Exercise requirements. Output as a Markdown table with columns Row and Line the records starting with the line containing "257, 356, 301]" and going on through the line containing "282, 643, 303]", both included, leaving out blank lines.

===== Records for the task =====

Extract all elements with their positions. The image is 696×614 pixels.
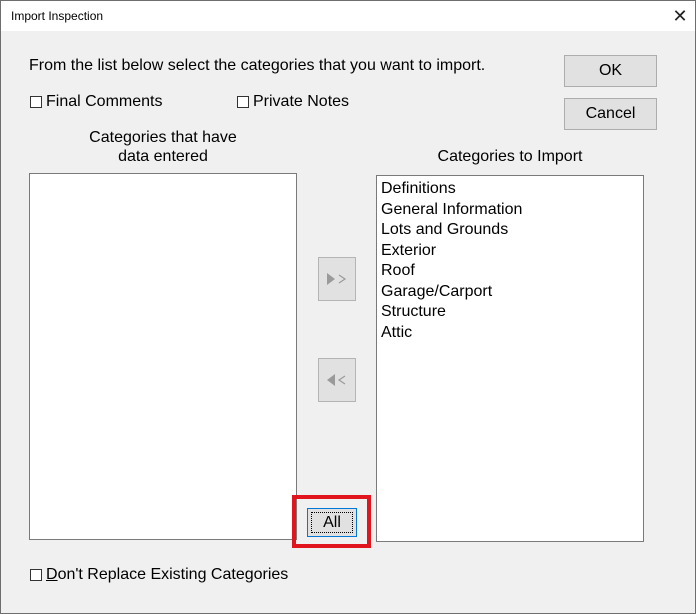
add-to-import-button[interactable]	[318, 257, 356, 301]
close-icon[interactable]: ✕	[665, 1, 695, 31]
checkbox-box[interactable]	[30, 569, 42, 581]
arrow-left-icon	[324, 372, 350, 388]
mnemonic-letter: D	[46, 566, 58, 583]
private-notes-checkbox[interactable]: Private Notes	[237, 93, 349, 111]
categories-to-import-list[interactable]: Definitions General Information Lots and G…	[376, 175, 644, 542]
final-comments-label: Final Comments	[46, 93, 163, 110]
list-item[interactable]: Garage/Carport	[381, 282, 643, 303]
list-item[interactable]: Exterior	[381, 241, 643, 262]
focus-rectangle	[311, 512, 353, 533]
remove-from-import-button[interactable]	[318, 358, 356, 402]
private-notes-label: Private Notes	[253, 93, 350, 110]
right-list-items: Definitions General Information Lots and G…	[377, 176, 643, 343]
arrow-right-icon	[324, 271, 350, 287]
import-inspection-dialog: Import Inspection ✕ From the list below …	[0, 0, 696, 614]
list-item[interactable]: General Information	[381, 200, 643, 221]
categories-with-data-list[interactable]	[29, 173, 297, 540]
right-list-header: Categories to Import	[437, 148, 583, 165]
left-list-items	[30, 174, 296, 177]
final-comments-checkbox[interactable]: Final Comments	[30, 93, 162, 111]
title-bar: Import Inspection ✕	[1, 1, 695, 31]
left-list-header-line2: data entered	[118, 148, 208, 165]
dont-replace-label-rest: on't Replace Existing Categories	[57, 566, 289, 583]
list-item[interactable]: Lots and Grounds	[381, 220, 643, 241]
all-button[interactable]: All	[307, 508, 357, 537]
cancel-button[interactable]: Cancel	[564, 98, 657, 130]
left-list-header-line1: Categories that have	[89, 129, 237, 146]
window-title: Import Inspection	[11, 9, 104, 23]
dont-replace-label: Don't Replace Existing Categories	[46, 566, 288, 584]
ok-button[interactable]: OK	[564, 55, 657, 87]
instruction-text: From the list below select the categorie…	[29, 57, 486, 74]
list-item[interactable]: Roof	[381, 261, 643, 282]
list-item[interactable]: Attic	[381, 323, 643, 344]
checkbox-box[interactable]	[30, 96, 42, 108]
list-item[interactable]: Definitions	[381, 179, 643, 200]
left-list-header: Categories that have data entered	[29, 128, 297, 166]
list-item[interactable]: Structure	[381, 302, 643, 323]
checkbox-box[interactable]	[237, 96, 249, 108]
dont-replace-existing-checkbox[interactable]: Don't Replace Existing Categories	[30, 566, 288, 584]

=====

Solution for this exercise.
| Row | Line |
|---|---|
| 1 | add-to-import-button[interactable]	[318, 257, 356, 301] |
| 2 | close-icon[interactable]: ✕	[665, 1, 695, 31] |
| 3 | checkbox-box[interactable]	[30, 569, 42, 581] |
| 4 | arrow-left-icon	[324, 372, 350, 388] |
| 5 | mnemonic-letter: D	[46, 566, 58, 583] |
| 6 | private-notes-checkbox[interactable]: Private Notes	[237, 93, 349, 111] |
| 7 | categories-to-import-list[interactable]: Definitions General Information Lots and G…	[376, 175, 644, 542] |
| 8 | final-comments-label: Final Comments	[46, 93, 163, 110] |
| 9 | list-item[interactable]: Garage/Carport	[381, 282, 643, 303] |